**Exercise directions**
Take each line containing "prioritize" and report it exactly as written.

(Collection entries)
┄┄┄┄┄┄

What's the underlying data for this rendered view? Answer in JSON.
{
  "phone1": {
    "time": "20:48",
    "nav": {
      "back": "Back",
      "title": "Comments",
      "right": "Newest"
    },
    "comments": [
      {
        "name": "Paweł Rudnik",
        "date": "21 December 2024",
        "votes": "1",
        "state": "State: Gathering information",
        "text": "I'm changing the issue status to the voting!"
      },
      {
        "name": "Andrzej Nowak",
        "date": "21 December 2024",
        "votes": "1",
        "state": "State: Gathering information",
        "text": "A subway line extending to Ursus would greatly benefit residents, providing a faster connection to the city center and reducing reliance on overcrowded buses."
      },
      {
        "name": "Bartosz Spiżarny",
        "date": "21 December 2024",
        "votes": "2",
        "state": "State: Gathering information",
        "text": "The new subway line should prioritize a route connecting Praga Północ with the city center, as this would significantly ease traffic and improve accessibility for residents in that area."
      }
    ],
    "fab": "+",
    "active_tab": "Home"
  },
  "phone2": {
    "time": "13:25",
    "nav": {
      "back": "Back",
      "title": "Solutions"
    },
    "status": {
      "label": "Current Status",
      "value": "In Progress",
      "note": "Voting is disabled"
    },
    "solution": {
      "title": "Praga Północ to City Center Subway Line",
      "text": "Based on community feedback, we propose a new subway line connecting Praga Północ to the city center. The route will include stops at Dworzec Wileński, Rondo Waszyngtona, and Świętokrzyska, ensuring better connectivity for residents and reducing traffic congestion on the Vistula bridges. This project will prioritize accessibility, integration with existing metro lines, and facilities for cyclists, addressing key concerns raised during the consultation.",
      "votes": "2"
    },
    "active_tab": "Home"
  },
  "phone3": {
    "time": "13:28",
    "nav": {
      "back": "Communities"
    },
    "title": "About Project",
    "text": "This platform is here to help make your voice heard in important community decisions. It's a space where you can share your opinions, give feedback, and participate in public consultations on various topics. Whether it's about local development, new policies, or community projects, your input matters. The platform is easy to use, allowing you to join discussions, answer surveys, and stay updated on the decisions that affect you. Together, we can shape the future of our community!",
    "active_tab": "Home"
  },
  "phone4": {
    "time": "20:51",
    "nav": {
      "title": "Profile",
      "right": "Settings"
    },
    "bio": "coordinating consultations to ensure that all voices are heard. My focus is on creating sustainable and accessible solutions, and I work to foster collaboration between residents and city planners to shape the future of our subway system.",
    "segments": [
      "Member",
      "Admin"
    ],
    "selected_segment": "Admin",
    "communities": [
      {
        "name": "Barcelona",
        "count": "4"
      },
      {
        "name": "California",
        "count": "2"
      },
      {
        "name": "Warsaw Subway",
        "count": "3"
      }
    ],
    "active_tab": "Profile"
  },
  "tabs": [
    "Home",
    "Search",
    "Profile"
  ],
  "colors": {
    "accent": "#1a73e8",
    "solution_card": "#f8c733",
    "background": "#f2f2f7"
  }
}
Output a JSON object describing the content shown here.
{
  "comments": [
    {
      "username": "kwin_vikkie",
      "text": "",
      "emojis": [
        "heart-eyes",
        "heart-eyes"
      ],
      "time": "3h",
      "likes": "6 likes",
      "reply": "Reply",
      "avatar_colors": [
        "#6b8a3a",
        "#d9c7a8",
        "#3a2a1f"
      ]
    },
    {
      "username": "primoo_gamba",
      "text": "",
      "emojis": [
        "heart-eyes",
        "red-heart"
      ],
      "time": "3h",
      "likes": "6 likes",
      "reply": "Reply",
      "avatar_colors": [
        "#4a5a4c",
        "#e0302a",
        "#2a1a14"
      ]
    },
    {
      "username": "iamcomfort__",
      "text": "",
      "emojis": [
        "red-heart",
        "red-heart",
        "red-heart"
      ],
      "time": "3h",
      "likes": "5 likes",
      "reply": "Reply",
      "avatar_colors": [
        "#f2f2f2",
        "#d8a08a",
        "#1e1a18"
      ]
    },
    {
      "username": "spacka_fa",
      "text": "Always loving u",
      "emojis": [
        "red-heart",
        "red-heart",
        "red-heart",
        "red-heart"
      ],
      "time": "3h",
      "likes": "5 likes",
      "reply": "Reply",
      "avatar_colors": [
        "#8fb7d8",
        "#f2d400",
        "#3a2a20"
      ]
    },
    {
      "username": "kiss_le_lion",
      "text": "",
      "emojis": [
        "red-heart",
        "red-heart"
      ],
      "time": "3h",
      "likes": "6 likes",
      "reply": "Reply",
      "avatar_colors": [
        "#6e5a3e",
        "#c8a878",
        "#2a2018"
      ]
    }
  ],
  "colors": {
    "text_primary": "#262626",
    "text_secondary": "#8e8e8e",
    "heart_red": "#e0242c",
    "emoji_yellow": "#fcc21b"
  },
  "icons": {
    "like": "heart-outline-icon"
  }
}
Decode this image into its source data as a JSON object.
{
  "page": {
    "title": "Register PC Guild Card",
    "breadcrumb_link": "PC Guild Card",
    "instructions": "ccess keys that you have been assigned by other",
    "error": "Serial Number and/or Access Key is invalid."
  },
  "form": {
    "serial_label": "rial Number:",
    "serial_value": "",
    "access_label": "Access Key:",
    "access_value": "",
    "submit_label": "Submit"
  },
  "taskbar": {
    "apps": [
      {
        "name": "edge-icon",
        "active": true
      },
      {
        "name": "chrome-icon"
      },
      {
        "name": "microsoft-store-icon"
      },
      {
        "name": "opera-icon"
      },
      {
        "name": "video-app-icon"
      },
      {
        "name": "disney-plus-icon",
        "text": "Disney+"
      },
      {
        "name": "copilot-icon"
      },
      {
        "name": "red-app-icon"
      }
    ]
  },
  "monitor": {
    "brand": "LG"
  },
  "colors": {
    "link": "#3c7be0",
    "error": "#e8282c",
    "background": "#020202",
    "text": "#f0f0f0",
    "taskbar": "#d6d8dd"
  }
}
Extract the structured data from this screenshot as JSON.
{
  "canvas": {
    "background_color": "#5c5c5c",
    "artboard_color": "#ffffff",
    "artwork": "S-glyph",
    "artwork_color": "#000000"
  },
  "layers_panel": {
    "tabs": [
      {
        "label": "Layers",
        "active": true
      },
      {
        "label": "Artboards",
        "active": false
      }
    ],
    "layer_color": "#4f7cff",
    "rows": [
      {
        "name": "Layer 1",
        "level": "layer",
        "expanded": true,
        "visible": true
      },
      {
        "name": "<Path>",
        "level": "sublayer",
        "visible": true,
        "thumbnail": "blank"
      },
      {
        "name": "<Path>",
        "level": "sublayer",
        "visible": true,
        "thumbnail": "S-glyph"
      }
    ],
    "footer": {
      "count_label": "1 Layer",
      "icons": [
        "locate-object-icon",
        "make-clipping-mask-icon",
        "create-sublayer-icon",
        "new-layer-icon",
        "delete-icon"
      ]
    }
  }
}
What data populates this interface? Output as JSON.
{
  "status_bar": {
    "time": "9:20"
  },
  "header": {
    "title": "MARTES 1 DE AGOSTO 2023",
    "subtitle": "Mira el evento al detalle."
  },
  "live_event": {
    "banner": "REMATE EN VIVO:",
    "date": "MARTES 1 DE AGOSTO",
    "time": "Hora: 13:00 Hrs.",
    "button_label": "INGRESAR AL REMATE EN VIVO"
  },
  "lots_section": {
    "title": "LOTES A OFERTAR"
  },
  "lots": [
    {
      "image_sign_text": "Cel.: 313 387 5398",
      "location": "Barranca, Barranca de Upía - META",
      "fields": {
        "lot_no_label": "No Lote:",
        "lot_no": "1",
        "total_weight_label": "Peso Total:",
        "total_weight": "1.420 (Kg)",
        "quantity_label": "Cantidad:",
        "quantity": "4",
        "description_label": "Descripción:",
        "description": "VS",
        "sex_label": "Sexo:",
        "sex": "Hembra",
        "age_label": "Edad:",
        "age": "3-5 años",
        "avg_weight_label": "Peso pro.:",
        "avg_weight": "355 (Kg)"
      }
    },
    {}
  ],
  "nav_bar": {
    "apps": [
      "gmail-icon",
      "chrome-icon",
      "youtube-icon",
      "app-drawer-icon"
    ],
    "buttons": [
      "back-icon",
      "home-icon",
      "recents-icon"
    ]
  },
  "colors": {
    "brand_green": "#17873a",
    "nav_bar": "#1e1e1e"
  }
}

┄┄┄┄┄┄

**Answer to this task**
        "text": "The new subway line should prioritize a route connecting Praga Północ with the city center, as this would significantly ease traffic and improve accessibility for residents in that area."
      "text": "Based on community feedback, we propose a new subway line connecting Praga Północ to the city center. The route will include stops at Dworzec Wileński, Rondo Waszyngtona, and Świętokrzyska, ensuring better connectivity for residents and reducing traffic congestion on the Vistula bridges. This project will prioritize accessibility, integration with existing metro lines, and facilities for cyclists, addressing key concerns raised during the consultation.",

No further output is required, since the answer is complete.